## TASK REQUIREMENTS
Lift out each line of the data that holds "true".

Data items:
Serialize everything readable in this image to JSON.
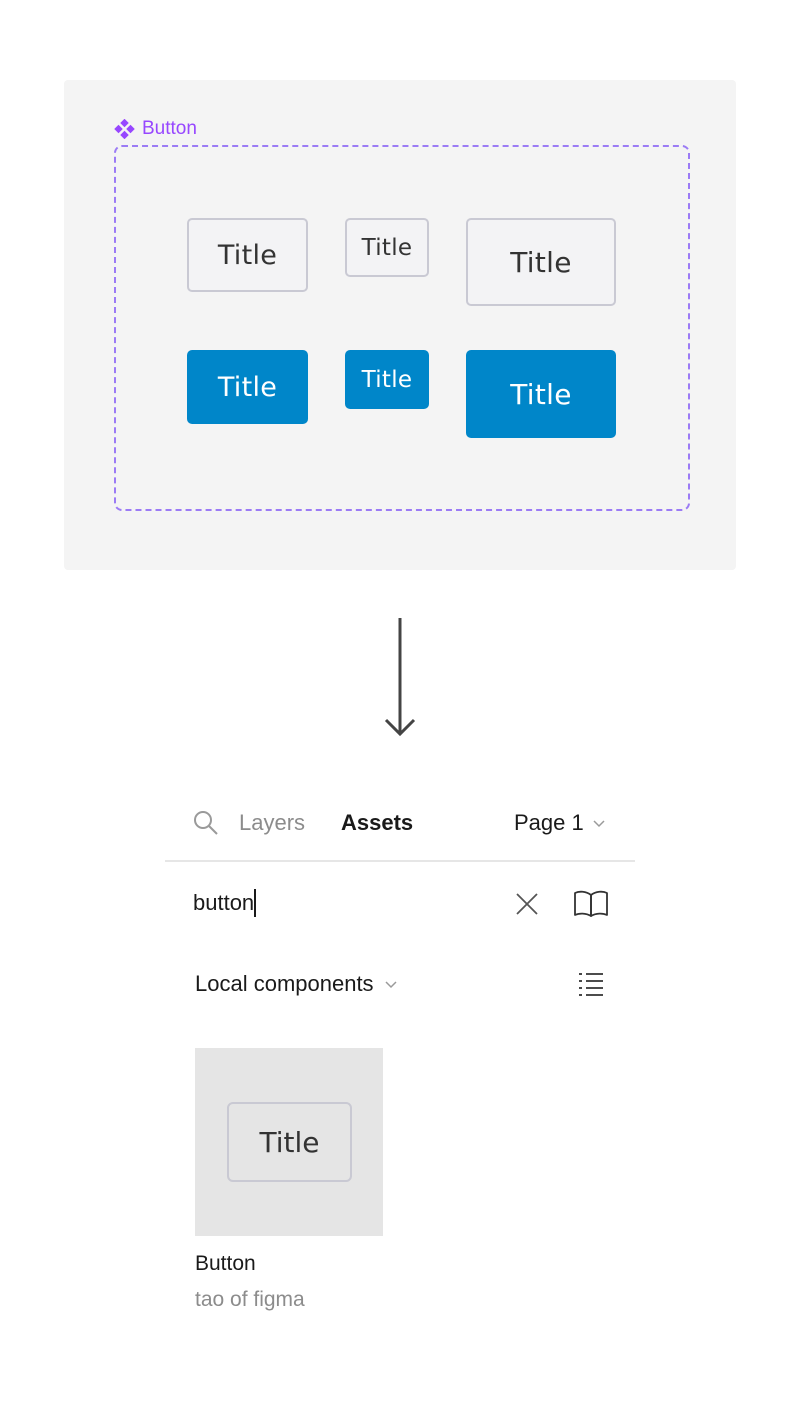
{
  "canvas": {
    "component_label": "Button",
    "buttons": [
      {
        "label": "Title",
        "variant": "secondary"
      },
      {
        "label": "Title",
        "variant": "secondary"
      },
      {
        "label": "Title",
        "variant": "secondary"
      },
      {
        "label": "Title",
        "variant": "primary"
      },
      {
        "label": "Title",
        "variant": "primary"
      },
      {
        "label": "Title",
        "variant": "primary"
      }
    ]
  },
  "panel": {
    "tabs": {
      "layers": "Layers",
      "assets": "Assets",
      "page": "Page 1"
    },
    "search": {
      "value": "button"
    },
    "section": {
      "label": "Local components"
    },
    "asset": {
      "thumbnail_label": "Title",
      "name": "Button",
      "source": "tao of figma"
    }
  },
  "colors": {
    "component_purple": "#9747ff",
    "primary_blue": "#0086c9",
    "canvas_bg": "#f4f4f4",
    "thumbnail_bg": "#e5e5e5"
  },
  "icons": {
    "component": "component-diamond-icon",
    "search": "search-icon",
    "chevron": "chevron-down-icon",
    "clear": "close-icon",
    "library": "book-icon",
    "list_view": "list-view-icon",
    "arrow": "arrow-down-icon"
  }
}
==
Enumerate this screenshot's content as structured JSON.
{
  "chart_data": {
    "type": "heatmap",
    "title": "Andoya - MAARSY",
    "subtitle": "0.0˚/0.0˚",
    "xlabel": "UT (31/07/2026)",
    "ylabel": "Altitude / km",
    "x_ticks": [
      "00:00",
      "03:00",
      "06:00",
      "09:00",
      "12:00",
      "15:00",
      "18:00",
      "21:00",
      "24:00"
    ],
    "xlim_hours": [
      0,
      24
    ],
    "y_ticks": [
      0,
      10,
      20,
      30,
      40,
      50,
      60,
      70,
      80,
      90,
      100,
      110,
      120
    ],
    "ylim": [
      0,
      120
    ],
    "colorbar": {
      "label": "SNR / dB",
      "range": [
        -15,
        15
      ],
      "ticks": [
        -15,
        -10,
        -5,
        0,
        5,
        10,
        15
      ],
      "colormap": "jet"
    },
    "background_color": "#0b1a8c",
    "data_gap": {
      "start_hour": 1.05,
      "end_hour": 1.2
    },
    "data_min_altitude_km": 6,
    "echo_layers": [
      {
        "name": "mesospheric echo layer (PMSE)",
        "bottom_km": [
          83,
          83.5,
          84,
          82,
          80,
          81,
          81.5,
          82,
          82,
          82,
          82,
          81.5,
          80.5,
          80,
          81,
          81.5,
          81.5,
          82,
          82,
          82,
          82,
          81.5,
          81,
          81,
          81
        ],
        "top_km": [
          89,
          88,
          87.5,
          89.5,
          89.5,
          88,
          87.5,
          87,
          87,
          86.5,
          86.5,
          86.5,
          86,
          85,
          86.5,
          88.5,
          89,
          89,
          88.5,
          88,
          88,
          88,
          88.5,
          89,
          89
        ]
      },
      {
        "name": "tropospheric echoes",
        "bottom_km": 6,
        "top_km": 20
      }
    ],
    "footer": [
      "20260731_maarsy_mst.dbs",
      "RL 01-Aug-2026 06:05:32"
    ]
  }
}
--
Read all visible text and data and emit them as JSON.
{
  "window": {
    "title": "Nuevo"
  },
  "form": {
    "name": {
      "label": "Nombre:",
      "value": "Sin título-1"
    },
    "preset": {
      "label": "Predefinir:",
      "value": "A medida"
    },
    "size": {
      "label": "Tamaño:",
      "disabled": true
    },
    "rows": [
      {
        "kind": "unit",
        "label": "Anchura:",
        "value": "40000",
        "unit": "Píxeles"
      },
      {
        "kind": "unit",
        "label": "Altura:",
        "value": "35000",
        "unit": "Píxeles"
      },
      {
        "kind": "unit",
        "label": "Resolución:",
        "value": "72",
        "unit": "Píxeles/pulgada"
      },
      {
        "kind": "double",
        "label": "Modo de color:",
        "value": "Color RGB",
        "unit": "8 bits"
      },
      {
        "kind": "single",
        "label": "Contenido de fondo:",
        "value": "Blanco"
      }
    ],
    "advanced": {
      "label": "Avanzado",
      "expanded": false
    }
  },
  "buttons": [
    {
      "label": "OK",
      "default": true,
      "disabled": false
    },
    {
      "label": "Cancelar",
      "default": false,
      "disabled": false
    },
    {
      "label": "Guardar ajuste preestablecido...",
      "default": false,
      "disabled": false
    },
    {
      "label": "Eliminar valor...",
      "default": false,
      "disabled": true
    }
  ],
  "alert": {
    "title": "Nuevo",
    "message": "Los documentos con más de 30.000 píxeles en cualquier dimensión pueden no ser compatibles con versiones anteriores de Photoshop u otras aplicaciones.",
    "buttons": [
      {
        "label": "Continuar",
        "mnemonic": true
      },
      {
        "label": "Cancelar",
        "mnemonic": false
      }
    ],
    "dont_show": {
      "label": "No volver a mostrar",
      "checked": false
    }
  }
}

## ANSWER FOR THIS EXERCISE
      "disabled": true
      "default": true,
      "disabled": true
        "mnemonic": true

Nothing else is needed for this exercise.